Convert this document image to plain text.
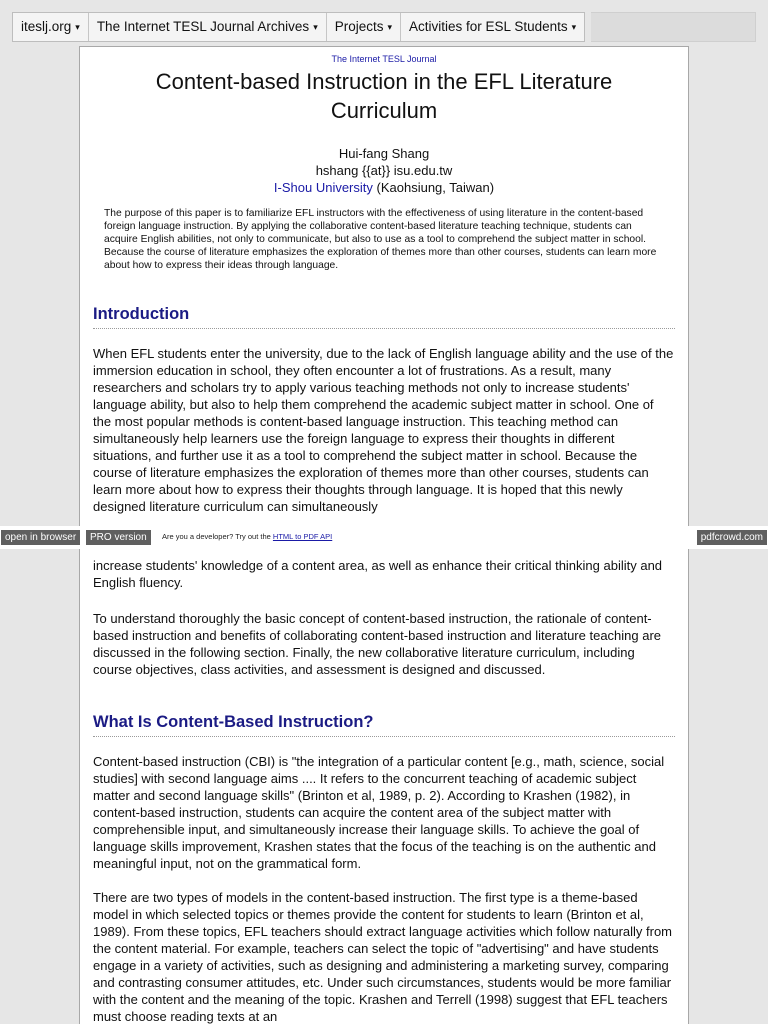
iteslj.org ▾	The Internet TESL Journal Archives ▾	Projects ▾	Activities for ESL Students ▾
The Internet TESL Journal
Content-based Instruction in the EFL Literature Curriculum
Hui-fang Shang
hshang {{at}} isu.edu.tw
I-Shou University (Kaohsiung, Taiwan)
The purpose of this paper is to familiarize EFL instructors with the effectiveness of using literature in the content-based foreign language instruction. By applying the collaborative content-based literature teaching technique, students can acquire English abilities, not only to communicate, but also to use as a tool to comprehend the subject matter in school. Because the course of literature emphasizes the exploration of themes more than other courses, students can learn more about how to express their ideas through language.
Introduction

When EFL students enter the university, due to the lack of English language ability and the use of the immersion education in school, they often encounter a lot of frustrations. As a result, many researchers and scholars try to apply various teaching methods not only to increase students' language ability, but also to help them comprehend the academic subject matter in school. One of the most popular methods is content-based language instruction. This teaching method can simultaneously help learners use the foreign language to express their thoughts in different situations, and further use it as a tool to comprehend the subject matter in school. Because the course of literature emphasizes the exploration of themes more than other courses, students can learn more about how to express their thoughts through language. It is hoped that this newly designed literature curriculum can simultaneously

open in browser	PRO version	Are you a developer? Try out the HTML to PDF API	pdfcrowd.com

increase students' knowledge of a content area, as well as enhance their critical thinking ability and English fluency.

To understand thoroughly the basic concept of content-based instruction, the rationale of content-based instruction and benefits of collaborating content-based instruction and literature teaching are discussed in the following section. Finally, the new collaborative literature curriculum, including course objectives, class activities, and assessment is designed and discussed.

What Is Content-Based Instruction?

Content-based instruction (CBI) is "the integration of a particular content [e.g., math, science, social studies] with second language aims .... It refers to the concurrent teaching of academic subject matter and second language skills" (Brinton et al, 1989, p. 2). According to Krashen (1982), in content-based instruction, students can acquire the content area of the subject matter with comprehensible input, and simultaneously increase their language skills. To achieve the goal of language skills improvement, Krashen states that the focus of the teaching is on the authentic and meaningful input, not on the grammatical form.

There are two types of models in the content-based instruction. The first type is a theme-based model in which selected topics or themes provide the content for students to learn (Brinton et al, 1989). From these topics, EFL teachers should extract language activities which follow naturally from the content material. For example, teachers can select the topic of "advertising" and have students engage in a variety of activities, such as designing and administering a marketing survey, comparing and contrasting consumer attitudes, etc. Under such circumstances, students would be more familiar with the content and the meaning of the topic. Krashen and Terrell (1998) suggest that EFL teachers must choose reading texts at an
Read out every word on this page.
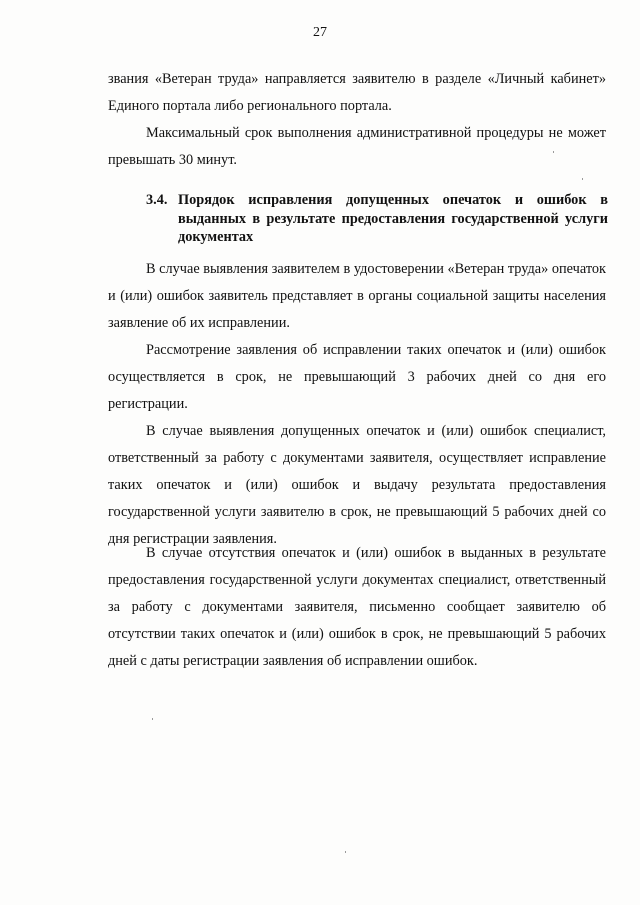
27

звания «Ветеран труда» направляется заявителю в разделе «Личный кабинет» Единого портала либо регионального портала.

Максимальный срок выполнения административной процедуры не может превышать 30 минут.

3.4. Порядок исправления допущенных опечаток и ошибок в выданных в результате предоставления государственной услуги документах

В случае выявления заявителем в удостоверении «Ветеран труда» опечаток и (или) ошибок заявитель представляет в органы социальной защиты населения заявление об их исправлении.

Рассмотрение заявления об исправлении таких опечаток и (или) ошибок осуществляется в срок, не превышающий 3 рабочих дней со дня его регистрации.

В случае выявления допущенных опечаток и (или) ошибок специалист, ответственный за работу с документами заявителя, осуществляет исправление таких опечаток и (или) ошибок и выдачу результата предоставления государственной услуги заявителю в срок, не превышающий 5 рабочих дней со дня регистрации заявления.

В случае отсутствия опечаток и (или) ошибок в выданных в результате предоставления государственной услуги документах специалист, ответственный за работу с документами заявителя, письменно сообщает заявителю об отсутствии таких опечаток и (или) ошибок в срок, не превышающий 5 рабочих дней с даты регистрации заявления об исправлении ошибок.
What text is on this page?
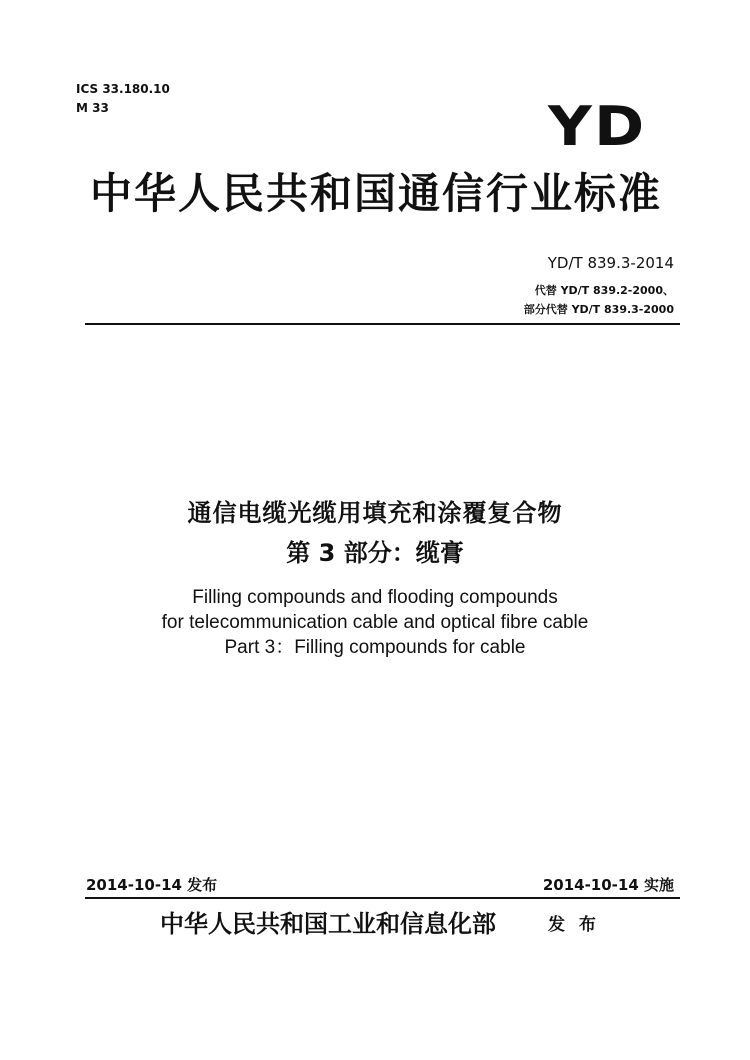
ICS 33.180.10
M 33	YD
中华人民共和国通信行业标准
YD/T 839.3-2014
代替 YD/T 839.2-2000、
部分代替 YD/T 839.3-2000
通信电缆光缆用填充和涂覆复合物
第 3 部分：缆膏
Filling compounds and flooding compounds
for telecommunication cable and optical fibre cable
Part 3：Filling compounds for cable
2014-10-14 发布	2014-10-14 实施
中华人民共和国工业和信息化部	发 布
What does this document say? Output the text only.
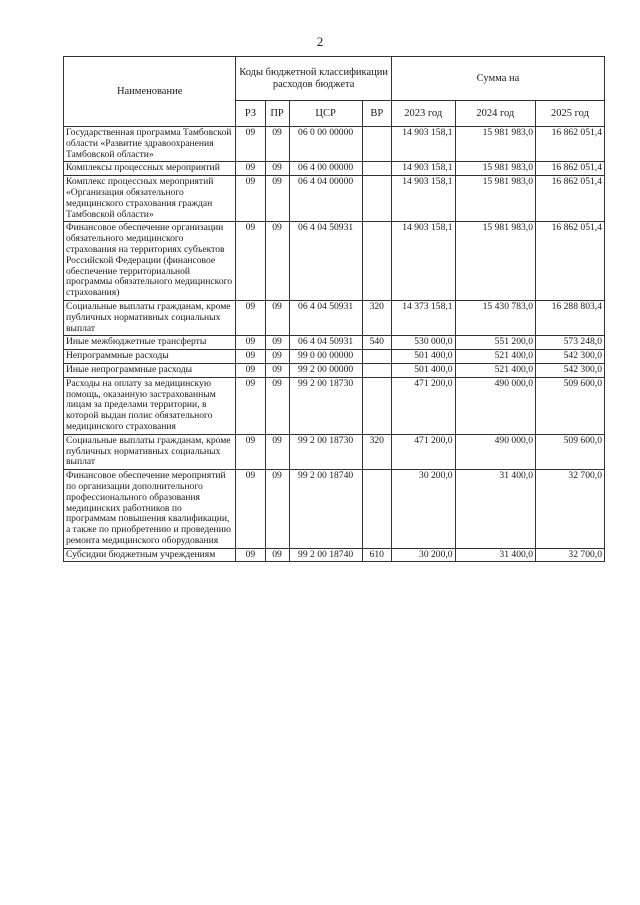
2
Наименование	Коды бюджетной классификации расходов бюджета				Сумма на		
	РЗ	ПР	ЦСР	ВР	2023 год	2024 год	2025 год
Государственная программа Тамбовской области «Развитие здравоохранения Тамбовской области»	09	09	06 0 00 00000		14 903 158,1	15 981 983,0	16 862 051,4
Комплексы процессных мероприятий	09	09	06 4 00 00000		14 903 158,1	15 981 983,0	16 862 051,4
Комплекс процессных мероприятий «Организация обязательного медицинского страхования граждан Тамбовской области»	09	09	06 4 04 00000		14 903 158,1	15 981 983,0	16 862 051,4
Финансовое обеспечение организации обязательного медицинского страхования на территориях субъектов Российской Федерации (финансовое обеспечение территориальной программы обязательного медицинского страхования)	09	09	06 4 04 50931		14 903 158,1	15 981 983,0	16 862 051,4
Социальные выплаты гражданам, кроме публичных нормативных социальных выплат	09	09	06 4 04 50931	320	14 373 158,1	15 430 783,0	16 288 803,4
Иные межбюджетные трансферты	09	09	06 4 04 50931	540	530 000,0	551 200,0	573 248,0
Непрограммные расходы	09	09	99 0 00 00000		501 400,0	521 400,0	542 300,0
Иные непрограммные расходы	09	09	99 2 00 00000		501 400,0	521 400,0	542 300,0
Расходы на оплату за медицинскую помощь, оказанную застрахованным лицам за пределами территории, в которой выдан полис обязательного медицинского страхования	09	09	99 2 00 18730		471 200,0	490 000,0	509 600,0
Социальные выплаты гражданам, кроме публичных нормативных социальных выплат	09	09	99 2 00 18730	320	471 200,0	490 000,0	509 600,0
Финансовое обеспечение мероприятий по организации дополнительного профессионального образования медицинских работников по программам повышения квалификации, а также по приобретению и проведению ремонта медицинского оборудования	09	09	99 2 00 18740		30 200,0	31 400,0	32 700,0
Субсидии бюджетным учреждениям	09	09	99 2 00 18740	610	30 200,0	31 400,0	32 700,0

**Problem requirements**
Return every line of the preceding records in which the word "compounds" appears.

**Correct output**
Filling compounds and flooding compounds
Part 3：Filling compounds for cable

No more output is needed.